## REQUIREMENT
Reproduce all records exactly.

Extracted data entries
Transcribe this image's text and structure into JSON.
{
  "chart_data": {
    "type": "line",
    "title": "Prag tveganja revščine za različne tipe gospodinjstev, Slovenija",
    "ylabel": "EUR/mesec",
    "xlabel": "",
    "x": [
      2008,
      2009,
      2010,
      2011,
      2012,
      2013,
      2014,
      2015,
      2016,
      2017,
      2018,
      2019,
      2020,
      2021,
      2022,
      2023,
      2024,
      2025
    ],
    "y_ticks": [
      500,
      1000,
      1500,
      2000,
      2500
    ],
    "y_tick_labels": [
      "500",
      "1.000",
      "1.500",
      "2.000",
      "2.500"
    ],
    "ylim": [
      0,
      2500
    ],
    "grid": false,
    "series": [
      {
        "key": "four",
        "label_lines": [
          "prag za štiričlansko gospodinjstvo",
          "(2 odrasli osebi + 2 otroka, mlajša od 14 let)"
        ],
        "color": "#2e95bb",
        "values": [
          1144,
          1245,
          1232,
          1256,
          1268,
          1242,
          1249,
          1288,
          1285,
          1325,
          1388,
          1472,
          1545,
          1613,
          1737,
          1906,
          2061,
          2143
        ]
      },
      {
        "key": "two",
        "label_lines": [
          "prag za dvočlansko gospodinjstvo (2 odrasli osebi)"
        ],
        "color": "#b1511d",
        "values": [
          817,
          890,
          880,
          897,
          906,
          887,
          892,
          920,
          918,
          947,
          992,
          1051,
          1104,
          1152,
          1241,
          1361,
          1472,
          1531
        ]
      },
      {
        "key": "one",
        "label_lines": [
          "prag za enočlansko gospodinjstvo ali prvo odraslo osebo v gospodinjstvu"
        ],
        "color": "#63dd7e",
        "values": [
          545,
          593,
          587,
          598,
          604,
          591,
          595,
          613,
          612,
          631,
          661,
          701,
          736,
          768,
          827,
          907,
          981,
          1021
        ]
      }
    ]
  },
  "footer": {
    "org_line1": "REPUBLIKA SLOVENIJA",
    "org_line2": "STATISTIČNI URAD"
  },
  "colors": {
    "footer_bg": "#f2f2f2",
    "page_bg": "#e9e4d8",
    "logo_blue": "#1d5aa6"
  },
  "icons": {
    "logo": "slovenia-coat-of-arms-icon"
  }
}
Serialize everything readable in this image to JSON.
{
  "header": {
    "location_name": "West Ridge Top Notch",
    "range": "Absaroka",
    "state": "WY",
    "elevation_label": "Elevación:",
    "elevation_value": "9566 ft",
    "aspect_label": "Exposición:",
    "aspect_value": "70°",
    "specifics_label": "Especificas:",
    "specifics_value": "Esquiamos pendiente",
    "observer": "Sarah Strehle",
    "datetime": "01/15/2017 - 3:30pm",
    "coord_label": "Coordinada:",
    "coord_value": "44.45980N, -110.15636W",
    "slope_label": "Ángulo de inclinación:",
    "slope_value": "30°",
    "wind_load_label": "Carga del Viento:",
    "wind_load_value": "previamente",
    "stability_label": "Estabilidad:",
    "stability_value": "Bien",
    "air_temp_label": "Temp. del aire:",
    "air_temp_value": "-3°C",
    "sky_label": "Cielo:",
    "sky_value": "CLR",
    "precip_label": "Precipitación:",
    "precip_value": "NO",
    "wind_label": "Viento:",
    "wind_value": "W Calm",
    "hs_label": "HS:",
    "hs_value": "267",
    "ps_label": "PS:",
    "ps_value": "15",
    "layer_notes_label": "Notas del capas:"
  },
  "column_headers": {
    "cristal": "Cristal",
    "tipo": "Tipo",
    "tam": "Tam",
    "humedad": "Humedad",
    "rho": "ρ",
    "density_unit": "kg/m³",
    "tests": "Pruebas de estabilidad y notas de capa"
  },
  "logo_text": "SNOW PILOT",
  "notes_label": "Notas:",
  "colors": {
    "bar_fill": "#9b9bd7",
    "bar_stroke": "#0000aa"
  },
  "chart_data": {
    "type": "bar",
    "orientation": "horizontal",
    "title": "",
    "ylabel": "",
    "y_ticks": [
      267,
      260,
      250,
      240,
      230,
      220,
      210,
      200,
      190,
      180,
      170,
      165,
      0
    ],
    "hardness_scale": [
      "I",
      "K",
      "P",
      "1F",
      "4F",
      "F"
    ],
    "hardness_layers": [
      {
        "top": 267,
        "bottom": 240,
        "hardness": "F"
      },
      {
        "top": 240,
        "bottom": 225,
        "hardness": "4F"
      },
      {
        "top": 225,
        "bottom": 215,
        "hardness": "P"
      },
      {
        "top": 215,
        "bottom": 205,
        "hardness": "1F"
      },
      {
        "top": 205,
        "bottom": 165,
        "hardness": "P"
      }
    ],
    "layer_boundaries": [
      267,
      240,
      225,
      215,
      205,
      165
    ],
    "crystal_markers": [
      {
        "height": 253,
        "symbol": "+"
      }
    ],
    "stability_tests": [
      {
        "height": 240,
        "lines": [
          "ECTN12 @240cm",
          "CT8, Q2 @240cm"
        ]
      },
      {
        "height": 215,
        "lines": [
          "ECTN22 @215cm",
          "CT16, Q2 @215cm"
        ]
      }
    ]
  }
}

## OUTPUT FOR THIS EXERCISE
Transcribe this image's text and structure into JSON.
{
  "chart_data": {
    "type": "line",
    "title": "Prag tveganja revščine za različne tipe gospodinjstev, Slovenija",
    "ylabel": "EUR/mesec",
    "xlabel": "",
    "x": [
      2008,
      2009,
      2010,
      2011,
      2012,
      2013,
      2014,
      2015,
      2016,
      2017,
      2018,
      2019,
      2020,
      2021,
      2022,
      2023,
      2024,
      2025
    ],
    "y_ticks": [
      500,
      1000,
      1500,
      2000,
      2500
    ],
    "y_tick_labels": [
      "500",
      "1.000",
      "1.500",
      "2.000",
      "2.500"
    ],
    "ylim": [
      0,
      2500
    ],
    "grid": false,
    "series": [
      {
        "key": "four",
        "label_lines": [
          "prag za štiričlansko gospodinjstvo",
          "(2 odrasli osebi + 2 otroka, mlajša od 14 let)"
        ],
        "color": "#2e95bb",
        "values": [
          1144,
          1245,
          1232,
          1256,
          1268,
          1242,
          1249,
          1288,
          1285,
          1325,
          1388,
          1472,
          1545,
          1613,
          1737,
          1906,
          2061,
          2143
        ]
      },
      {
        "key": "two",
        "label_lines": [
          "prag za dvočlansko gospodinjstvo (2 odrasli osebi)"
        ],
        "color": "#b1511d",
        "values": [
          817,
          890,
          880,
          897,
          906,
          887,
          892,
          920,
          918,
          947,
          992,
          1051,
          1104,
          1152,
          1241,
          1361,
          1472,
          1531
        ]
      },
      {
        "key": "one",
        "label_lines": [
          "prag za enočlansko gospodinjstvo ali prvo odraslo osebo v gospodinjstvu"
        ],
        "color": "#63dd7e",
        "values": [
          545,
          593,
          587,
          598,
          604,
          591,
          595,
          613,
          612,
          631,
          661,
          701,
          736,
          768,
          827,
          907,
          981,
          1021
        ]
      }
    ]
  },
  "footer": {
    "org_line1": "REPUBLIKA SLOVENIJA",
    "org_line2": "STATISTIČNI URAD"
  },
  "colors": {
    "footer_bg": "#f2f2f2",
    "page_bg": "#e9e4d8",
    "logo_blue": "#1d5aa6"
  },
  "icons": {
    "logo": "slovenia-coat-of-arms-icon"
  }
}
Serialize everything readable in this image to JSON.
{
  "header": {
    "location_name": "West Ridge Top Notch",
    "range": "Absaroka",
    "state": "WY",
    "elevation_label": "Elevación:",
    "elevation_value": "9566 ft",
    "aspect_label": "Exposición:",
    "aspect_value": "70°",
    "specifics_label": "Especificas:",
    "specifics_value": "Esquiamos pendiente",
    "observer": "Sarah Strehle",
    "datetime": "01/15/2017 - 3:30pm",
    "coord_label": "Coordinada:",
    "coord_value": "44.45980N, -110.15636W",
    "slope_label": "Ángulo de inclinación:",
    "slope_value": "30°",
    "wind_load_label": "Carga del Viento:",
    "wind_load_value": "previamente",
    "stability_label": "Estabilidad:",
    "stability_value": "Bien",
    "air_temp_label": "Temp. del aire:",
    "air_temp_value": "-3°C",
    "sky_label": "Cielo:",
    "sky_value": "CLR",
    "precip_label": "Precipitación:",
    "precip_value": "NO",
    "wind_label": "Viento:",
    "wind_value": "W Calm",
    "hs_label": "HS:",
    "hs_value": "267",
    "ps_label": "PS:",
    "ps_value": "15",
    "layer_notes_label": "Notas del capas:"
  },
  "column_headers": {
    "cristal": "Cristal",
    "tipo": "Tipo",
    "tam": "Tam",
    "humedad": "Humedad",
    "rho": "ρ",
    "density_unit": "kg/m³",
    "tests": "Pruebas de estabilidad y notas de capa"
  },
  "logo_text": "SNOW PILOT",
  "notes_label": "Notas:",
  "colors": {
    "bar_fill": "#9b9bd7",
    "bar_stroke": "#0000aa"
  },
  "chart_data": {
    "type": "bar",
    "orientation": "horizontal",
    "title": "",
    "ylabel": "",
    "y_ticks": [
      267,
      260,
      250,
      240,
      230,
      220,
      210,
      200,
      190,
      180,
      170,
      165,
      0
    ],
    "hardness_scale": [
      "I",
      "K",
      "P",
      "1F",
      "4F",
      "F"
    ],
    "hardness_layers": [
      {
        "top": 267,
        "bottom": 240,
        "hardness": "F"
      },
      {
        "top": 240,
        "bottom": 225,
        "hardness": "4F"
      },
      {
        "top": 225,
        "bottom": 215,
        "hardness": "P"
      },
      {
        "top": 215,
        "bottom": 205,
        "hardness": "1F"
      },
      {
        "top": 205,
        "bottom": 165,
        "hardness": "P"
      }
    ],
    "layer_boundaries": [
      267,
      240,
      225,
      215,
      205,
      165
    ],
    "crystal_markers": [
      {
        "height": 253,
        "symbol": "+"
      }
    ],
    "stability_tests": [
      {
        "height": 240,
        "lines": [
          "ECTN12 @240cm",
          "CT8, Q2 @240cm"
        ]
      },
      {
        "height": 215,
        "lines": [
          "ECTN22 @215cm",
          "CT16, Q2 @215cm"
        ]
      }
    ]
  }
}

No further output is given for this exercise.